>>>

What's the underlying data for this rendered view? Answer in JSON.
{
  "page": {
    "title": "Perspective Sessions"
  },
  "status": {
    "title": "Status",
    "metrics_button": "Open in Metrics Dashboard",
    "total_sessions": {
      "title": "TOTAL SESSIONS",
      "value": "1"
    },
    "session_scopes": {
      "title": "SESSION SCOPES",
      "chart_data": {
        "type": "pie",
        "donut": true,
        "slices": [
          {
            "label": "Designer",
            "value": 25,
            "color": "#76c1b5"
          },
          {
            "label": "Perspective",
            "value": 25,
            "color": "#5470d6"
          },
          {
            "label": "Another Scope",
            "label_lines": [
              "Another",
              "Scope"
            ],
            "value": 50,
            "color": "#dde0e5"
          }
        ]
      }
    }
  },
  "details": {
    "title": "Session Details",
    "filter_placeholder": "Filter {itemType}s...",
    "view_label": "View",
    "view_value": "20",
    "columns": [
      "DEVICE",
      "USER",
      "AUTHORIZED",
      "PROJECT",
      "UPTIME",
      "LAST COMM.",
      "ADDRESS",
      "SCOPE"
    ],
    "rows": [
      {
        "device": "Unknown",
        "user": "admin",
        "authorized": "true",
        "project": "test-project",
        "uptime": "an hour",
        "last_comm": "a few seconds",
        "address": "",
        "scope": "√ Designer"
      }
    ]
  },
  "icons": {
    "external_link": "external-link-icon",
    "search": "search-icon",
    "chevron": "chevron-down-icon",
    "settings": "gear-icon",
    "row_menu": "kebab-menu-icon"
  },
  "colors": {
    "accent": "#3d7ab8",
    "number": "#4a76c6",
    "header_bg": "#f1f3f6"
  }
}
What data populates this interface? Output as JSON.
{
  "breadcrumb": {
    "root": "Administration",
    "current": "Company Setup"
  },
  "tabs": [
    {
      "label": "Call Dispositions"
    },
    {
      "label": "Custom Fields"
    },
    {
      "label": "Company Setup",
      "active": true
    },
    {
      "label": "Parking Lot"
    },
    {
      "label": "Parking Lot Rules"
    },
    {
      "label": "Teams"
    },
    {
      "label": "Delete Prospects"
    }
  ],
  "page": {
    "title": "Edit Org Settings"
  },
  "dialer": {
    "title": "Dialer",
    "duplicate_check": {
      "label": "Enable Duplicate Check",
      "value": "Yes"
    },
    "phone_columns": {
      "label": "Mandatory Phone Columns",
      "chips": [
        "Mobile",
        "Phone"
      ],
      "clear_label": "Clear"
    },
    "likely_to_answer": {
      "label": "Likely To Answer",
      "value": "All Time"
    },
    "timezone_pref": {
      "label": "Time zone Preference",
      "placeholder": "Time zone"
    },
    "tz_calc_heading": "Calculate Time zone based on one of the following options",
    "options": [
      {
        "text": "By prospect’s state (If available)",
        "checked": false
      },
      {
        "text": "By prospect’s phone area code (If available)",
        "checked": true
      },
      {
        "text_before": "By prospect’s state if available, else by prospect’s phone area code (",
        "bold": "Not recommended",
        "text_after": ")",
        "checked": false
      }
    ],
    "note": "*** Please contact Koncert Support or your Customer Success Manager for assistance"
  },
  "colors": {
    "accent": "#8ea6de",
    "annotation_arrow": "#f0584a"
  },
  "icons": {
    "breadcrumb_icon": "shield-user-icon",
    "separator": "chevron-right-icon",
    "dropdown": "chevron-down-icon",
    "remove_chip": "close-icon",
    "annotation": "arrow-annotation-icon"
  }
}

<<<

→ Problem: Copy exactly, and only, the lines from the one containing "What data populates" through the last line of the listing.

→ Final result:
What data populates this interface? Output as JSON.
{
  "breadcrumb": {
    "root": "Administration",
    "current": "Company Setup"
  },
  "tabs": [
    {
      "label": "Call Dispositions"
    },
    {
      "label": "Custom Fields"
    },
    {
      "label": "Company Setup",
      "active": true
    },
    {
      "label": "Parking Lot"
    },
    {
      "label": "Parking Lot Rules"
    },
    {
      "label": "Teams"
    },
    {
      "label": "Delete Prospects"
    }
  ],
  "page": {
    "title": "Edit Org Settings"
  },
  "dialer": {
    "title": "Dialer",
    "duplicate_check": {
      "label": "Enable Duplicate Check",
      "value": "Yes"
    },
    "phone_columns": {
      "label": "Mandatory Phone Columns",
      "chips": [
        "Mobile",
        "Phone"
      ],
      "clear_label": "Clear"
    },
    "likely_to_answer": {
      "label": "Likely To Answer",
      "value": "All Time"
    },
    "timezone_pref": {
      "label": "Time zone Preference",
      "placeholder": "Time zone"
    },
    "tz_calc_heading": "Calculate Time zone based on one of the following options",
    "options": [
      {
        "text": "By prospect’s state (If available)",
        "checked": false
      },
      {
        "text": "By prospect’s phone area code (If available)",
        "checked": true
      },
      {
        "text_before": "By prospect’s state if available, else by prospect’s phone area code (",
        "bold": "Not recommended",
        "text_after": ")",
        "checked": false
      }
    ],
    "note": "*** Please contact Koncert Support or your Customer Success Manager for assistance"
  },
  "colors": {
    "accent": "#8ea6de",
    "annotation_arrow": "#f0584a"
  },
  "icons": {
    "breadcrumb_icon": "shield-user-icon",
    "separator": "chevron-right-icon",
    "dropdown": "chevron-down-icon",
    "remove_chip": "close-icon",
    "annotation": "arrow-annotation-icon"
  }
}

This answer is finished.